_Problem requirements_
Only lines with the string "JSON" matter here; gather them from the material below.

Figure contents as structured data
○ ○ ○ ○ ○ ○ ○

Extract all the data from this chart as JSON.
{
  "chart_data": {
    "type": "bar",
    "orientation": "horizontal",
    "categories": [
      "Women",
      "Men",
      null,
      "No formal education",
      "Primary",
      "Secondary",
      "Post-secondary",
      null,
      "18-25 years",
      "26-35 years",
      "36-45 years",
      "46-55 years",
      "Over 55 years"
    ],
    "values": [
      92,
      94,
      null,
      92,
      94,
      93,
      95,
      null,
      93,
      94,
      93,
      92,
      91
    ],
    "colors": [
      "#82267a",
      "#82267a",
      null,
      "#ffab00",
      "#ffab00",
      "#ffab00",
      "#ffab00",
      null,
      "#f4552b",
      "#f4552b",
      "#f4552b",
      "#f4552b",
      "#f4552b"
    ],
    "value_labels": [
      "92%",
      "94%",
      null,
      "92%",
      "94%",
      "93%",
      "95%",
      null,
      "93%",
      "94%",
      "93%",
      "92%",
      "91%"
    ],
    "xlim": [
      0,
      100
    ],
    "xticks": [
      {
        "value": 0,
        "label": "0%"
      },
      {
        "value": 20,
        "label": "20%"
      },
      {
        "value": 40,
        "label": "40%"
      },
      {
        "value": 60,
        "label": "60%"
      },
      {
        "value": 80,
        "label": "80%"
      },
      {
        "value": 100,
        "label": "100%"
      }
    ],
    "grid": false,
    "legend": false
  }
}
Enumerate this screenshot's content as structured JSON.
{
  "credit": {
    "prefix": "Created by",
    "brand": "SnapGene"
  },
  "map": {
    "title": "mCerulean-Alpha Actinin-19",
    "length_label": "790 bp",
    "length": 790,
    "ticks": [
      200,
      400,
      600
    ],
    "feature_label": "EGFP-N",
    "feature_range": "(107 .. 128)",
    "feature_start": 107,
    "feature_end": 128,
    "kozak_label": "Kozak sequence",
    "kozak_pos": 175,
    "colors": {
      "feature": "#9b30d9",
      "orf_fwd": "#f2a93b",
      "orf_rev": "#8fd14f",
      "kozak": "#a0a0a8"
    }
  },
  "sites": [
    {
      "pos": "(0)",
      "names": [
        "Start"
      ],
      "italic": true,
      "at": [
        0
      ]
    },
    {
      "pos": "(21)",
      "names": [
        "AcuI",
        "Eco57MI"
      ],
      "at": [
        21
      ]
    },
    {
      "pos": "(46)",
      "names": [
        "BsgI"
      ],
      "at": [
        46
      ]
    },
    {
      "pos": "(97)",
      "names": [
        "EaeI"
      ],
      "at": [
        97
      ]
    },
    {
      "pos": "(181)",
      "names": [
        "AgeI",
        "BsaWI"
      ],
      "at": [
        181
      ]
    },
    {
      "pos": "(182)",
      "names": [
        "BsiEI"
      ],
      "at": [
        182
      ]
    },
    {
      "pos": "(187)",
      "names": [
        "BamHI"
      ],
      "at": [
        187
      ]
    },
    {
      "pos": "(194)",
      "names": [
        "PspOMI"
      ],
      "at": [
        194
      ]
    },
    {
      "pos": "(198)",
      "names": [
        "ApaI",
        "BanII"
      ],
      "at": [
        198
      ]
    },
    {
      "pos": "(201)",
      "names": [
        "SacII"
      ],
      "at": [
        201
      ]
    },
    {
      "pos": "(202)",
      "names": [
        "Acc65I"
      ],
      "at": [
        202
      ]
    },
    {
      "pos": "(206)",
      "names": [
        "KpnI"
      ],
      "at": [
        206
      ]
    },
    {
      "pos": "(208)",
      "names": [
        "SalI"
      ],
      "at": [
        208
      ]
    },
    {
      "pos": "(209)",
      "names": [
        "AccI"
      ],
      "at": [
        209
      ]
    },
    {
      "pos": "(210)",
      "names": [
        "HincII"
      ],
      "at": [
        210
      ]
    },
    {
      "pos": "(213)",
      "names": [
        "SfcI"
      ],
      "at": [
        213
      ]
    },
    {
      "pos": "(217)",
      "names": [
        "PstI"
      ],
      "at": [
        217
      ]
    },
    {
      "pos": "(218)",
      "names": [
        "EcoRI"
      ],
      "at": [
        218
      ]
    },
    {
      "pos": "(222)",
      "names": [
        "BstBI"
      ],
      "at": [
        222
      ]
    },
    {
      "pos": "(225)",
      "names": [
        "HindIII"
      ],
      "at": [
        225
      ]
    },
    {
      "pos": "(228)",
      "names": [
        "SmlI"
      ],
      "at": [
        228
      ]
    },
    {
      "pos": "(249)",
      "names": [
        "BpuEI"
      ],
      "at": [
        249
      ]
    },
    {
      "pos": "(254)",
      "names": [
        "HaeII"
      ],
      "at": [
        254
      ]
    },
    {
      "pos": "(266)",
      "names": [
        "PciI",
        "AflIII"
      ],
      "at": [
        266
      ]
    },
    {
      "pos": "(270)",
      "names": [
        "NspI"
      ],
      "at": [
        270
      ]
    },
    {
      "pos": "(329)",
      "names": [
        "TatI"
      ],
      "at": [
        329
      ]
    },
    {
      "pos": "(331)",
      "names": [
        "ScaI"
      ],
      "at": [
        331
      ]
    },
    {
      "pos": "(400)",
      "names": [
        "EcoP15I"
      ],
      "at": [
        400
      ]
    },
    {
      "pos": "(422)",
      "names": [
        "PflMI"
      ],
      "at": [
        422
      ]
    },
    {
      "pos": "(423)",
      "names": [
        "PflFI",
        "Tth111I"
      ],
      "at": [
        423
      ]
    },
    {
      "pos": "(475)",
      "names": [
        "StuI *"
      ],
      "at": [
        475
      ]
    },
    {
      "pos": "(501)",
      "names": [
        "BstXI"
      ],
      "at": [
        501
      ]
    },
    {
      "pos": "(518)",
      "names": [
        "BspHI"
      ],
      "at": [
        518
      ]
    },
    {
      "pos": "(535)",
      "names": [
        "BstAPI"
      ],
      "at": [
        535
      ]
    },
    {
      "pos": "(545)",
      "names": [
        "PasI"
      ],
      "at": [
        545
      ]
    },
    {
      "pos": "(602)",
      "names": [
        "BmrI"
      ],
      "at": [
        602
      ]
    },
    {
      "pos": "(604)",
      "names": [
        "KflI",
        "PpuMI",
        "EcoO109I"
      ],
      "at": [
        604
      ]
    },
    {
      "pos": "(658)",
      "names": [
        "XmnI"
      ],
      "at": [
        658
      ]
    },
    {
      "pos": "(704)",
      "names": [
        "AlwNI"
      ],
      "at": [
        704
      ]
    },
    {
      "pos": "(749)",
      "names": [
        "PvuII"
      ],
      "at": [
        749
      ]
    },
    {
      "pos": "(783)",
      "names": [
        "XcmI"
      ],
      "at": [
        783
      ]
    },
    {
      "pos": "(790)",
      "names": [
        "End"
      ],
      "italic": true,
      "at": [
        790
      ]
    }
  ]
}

○ ○ ○ ○ ○ ○ ○

_Completed task_
Extract all the data from this chart as JSON.
Enumerate this screenshot's content as structured JSON.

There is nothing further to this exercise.